__EXERCISE AIM__
List all lines of the data that include the string "Audio".

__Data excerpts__
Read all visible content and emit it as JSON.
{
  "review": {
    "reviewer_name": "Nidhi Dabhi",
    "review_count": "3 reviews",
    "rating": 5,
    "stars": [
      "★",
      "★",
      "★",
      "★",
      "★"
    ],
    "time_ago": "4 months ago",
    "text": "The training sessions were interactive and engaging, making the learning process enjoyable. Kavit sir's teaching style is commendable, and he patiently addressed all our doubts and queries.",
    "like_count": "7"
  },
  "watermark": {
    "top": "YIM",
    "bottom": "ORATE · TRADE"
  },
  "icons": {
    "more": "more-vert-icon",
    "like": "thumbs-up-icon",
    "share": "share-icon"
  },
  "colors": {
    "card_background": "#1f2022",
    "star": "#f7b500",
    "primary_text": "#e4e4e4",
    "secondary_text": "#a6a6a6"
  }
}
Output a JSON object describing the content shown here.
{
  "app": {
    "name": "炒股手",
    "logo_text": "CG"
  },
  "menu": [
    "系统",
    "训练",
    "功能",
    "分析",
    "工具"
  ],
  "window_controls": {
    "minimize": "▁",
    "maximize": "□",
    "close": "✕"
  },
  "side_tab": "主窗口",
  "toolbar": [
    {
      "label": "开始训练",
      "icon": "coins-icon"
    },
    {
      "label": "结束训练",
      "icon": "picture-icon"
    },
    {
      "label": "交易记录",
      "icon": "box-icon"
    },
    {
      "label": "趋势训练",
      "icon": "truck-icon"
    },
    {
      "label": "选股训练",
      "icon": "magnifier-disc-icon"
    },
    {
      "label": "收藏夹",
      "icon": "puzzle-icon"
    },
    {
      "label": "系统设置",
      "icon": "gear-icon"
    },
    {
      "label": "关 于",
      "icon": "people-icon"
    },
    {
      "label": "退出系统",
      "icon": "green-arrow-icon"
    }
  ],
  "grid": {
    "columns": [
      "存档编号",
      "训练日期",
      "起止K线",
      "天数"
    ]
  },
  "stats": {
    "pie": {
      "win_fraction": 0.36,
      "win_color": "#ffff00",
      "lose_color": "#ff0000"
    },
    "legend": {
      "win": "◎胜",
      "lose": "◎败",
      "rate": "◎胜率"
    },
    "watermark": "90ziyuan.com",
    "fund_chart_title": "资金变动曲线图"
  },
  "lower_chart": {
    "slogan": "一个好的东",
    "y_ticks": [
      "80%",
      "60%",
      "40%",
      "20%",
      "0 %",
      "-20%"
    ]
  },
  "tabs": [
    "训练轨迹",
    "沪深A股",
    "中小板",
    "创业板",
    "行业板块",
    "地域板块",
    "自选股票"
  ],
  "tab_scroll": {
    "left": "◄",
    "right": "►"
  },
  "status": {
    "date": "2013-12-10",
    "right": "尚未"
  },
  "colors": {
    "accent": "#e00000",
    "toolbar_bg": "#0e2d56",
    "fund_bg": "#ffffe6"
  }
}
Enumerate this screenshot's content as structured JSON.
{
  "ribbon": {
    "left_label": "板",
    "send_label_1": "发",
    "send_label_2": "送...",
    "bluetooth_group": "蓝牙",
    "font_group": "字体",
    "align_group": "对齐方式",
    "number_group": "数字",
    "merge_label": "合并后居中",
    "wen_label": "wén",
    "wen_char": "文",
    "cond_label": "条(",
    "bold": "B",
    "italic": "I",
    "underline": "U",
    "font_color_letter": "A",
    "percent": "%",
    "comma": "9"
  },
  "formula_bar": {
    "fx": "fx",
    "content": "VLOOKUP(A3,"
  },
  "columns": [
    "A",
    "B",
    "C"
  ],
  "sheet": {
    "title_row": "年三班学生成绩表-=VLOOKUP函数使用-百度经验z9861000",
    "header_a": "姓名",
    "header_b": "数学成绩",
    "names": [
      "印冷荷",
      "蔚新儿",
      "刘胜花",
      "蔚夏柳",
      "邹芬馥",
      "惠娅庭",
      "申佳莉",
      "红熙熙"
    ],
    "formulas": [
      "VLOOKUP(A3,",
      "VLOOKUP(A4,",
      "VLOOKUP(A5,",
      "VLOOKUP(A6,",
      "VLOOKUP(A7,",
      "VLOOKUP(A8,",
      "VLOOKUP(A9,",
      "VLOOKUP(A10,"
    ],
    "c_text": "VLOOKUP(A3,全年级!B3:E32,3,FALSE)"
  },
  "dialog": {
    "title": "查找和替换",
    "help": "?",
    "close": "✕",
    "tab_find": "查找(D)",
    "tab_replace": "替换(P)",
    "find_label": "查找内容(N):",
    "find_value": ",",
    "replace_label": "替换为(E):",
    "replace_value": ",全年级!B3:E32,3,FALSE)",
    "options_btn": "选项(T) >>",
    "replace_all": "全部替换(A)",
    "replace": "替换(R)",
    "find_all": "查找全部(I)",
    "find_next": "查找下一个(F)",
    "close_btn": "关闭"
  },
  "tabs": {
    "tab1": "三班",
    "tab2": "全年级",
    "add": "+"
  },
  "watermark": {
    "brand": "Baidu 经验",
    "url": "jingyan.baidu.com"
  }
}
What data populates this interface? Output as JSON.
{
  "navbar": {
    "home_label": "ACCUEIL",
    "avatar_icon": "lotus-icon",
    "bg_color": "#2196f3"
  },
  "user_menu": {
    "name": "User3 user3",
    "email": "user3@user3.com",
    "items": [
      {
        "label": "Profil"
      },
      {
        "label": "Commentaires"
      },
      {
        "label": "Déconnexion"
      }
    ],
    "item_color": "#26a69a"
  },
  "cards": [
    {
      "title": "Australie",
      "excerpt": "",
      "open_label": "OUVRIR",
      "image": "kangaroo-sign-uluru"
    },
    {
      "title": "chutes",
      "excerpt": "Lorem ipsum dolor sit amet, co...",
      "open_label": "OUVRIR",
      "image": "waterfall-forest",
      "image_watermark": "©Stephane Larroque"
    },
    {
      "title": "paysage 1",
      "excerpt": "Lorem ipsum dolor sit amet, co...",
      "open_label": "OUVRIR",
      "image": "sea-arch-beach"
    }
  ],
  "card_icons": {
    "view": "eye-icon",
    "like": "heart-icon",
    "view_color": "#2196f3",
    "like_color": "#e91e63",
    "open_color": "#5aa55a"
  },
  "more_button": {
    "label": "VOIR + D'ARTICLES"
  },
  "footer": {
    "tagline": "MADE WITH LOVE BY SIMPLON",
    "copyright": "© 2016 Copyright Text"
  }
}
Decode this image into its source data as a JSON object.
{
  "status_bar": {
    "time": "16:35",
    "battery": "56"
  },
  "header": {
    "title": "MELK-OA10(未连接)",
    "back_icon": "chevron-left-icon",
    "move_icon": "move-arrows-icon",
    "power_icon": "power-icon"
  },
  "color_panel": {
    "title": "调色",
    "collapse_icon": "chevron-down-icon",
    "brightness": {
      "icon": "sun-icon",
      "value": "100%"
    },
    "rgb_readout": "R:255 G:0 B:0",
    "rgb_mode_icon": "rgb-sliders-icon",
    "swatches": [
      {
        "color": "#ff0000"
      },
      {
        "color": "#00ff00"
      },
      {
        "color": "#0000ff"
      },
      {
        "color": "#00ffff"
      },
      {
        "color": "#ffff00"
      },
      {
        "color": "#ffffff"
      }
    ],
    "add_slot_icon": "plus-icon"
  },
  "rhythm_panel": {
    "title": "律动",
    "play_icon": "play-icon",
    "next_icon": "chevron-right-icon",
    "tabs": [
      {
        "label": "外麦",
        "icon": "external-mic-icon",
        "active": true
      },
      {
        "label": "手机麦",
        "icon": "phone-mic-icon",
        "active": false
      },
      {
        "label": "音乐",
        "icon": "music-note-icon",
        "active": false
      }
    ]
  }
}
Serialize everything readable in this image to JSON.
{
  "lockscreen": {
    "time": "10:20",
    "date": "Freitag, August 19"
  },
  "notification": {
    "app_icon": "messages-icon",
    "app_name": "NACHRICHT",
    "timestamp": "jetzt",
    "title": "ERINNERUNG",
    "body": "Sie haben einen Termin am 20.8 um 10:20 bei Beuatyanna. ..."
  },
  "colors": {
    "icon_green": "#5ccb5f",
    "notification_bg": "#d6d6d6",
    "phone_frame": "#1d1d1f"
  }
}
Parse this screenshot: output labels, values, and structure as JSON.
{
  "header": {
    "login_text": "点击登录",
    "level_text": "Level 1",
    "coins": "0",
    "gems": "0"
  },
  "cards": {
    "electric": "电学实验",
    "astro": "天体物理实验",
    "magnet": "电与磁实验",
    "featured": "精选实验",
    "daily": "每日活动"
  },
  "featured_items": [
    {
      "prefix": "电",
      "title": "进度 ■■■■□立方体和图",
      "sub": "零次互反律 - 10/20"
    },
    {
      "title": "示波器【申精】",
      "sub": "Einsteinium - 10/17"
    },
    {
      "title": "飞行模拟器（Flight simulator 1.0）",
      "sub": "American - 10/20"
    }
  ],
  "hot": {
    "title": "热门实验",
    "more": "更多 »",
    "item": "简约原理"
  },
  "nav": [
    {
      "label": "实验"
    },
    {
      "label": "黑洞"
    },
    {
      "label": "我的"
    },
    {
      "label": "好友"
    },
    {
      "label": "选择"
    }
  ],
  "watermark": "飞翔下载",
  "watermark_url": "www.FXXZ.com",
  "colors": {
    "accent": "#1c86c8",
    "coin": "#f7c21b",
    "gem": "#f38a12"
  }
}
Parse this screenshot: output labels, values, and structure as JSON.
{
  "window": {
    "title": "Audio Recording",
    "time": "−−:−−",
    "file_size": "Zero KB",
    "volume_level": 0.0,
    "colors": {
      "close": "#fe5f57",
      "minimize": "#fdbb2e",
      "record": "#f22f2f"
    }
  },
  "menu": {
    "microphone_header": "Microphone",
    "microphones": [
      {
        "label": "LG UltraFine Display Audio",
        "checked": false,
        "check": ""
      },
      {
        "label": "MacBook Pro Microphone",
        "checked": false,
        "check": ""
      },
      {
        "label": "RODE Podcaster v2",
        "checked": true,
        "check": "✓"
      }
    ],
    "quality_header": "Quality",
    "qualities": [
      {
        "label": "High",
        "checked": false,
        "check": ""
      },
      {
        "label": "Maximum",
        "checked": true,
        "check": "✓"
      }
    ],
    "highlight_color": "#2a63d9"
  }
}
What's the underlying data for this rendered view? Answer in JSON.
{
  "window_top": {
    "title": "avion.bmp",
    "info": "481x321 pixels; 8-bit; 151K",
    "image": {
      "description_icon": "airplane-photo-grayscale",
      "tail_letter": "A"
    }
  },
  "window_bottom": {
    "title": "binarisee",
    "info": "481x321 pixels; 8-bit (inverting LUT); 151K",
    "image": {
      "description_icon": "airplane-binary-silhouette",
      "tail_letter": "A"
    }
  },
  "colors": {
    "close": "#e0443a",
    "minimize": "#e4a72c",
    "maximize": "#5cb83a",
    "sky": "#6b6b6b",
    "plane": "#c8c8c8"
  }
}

__WRITTEN SOLUTION__
    "title": "Audio Recording",
        "label": "LG UltraFine Display Audio",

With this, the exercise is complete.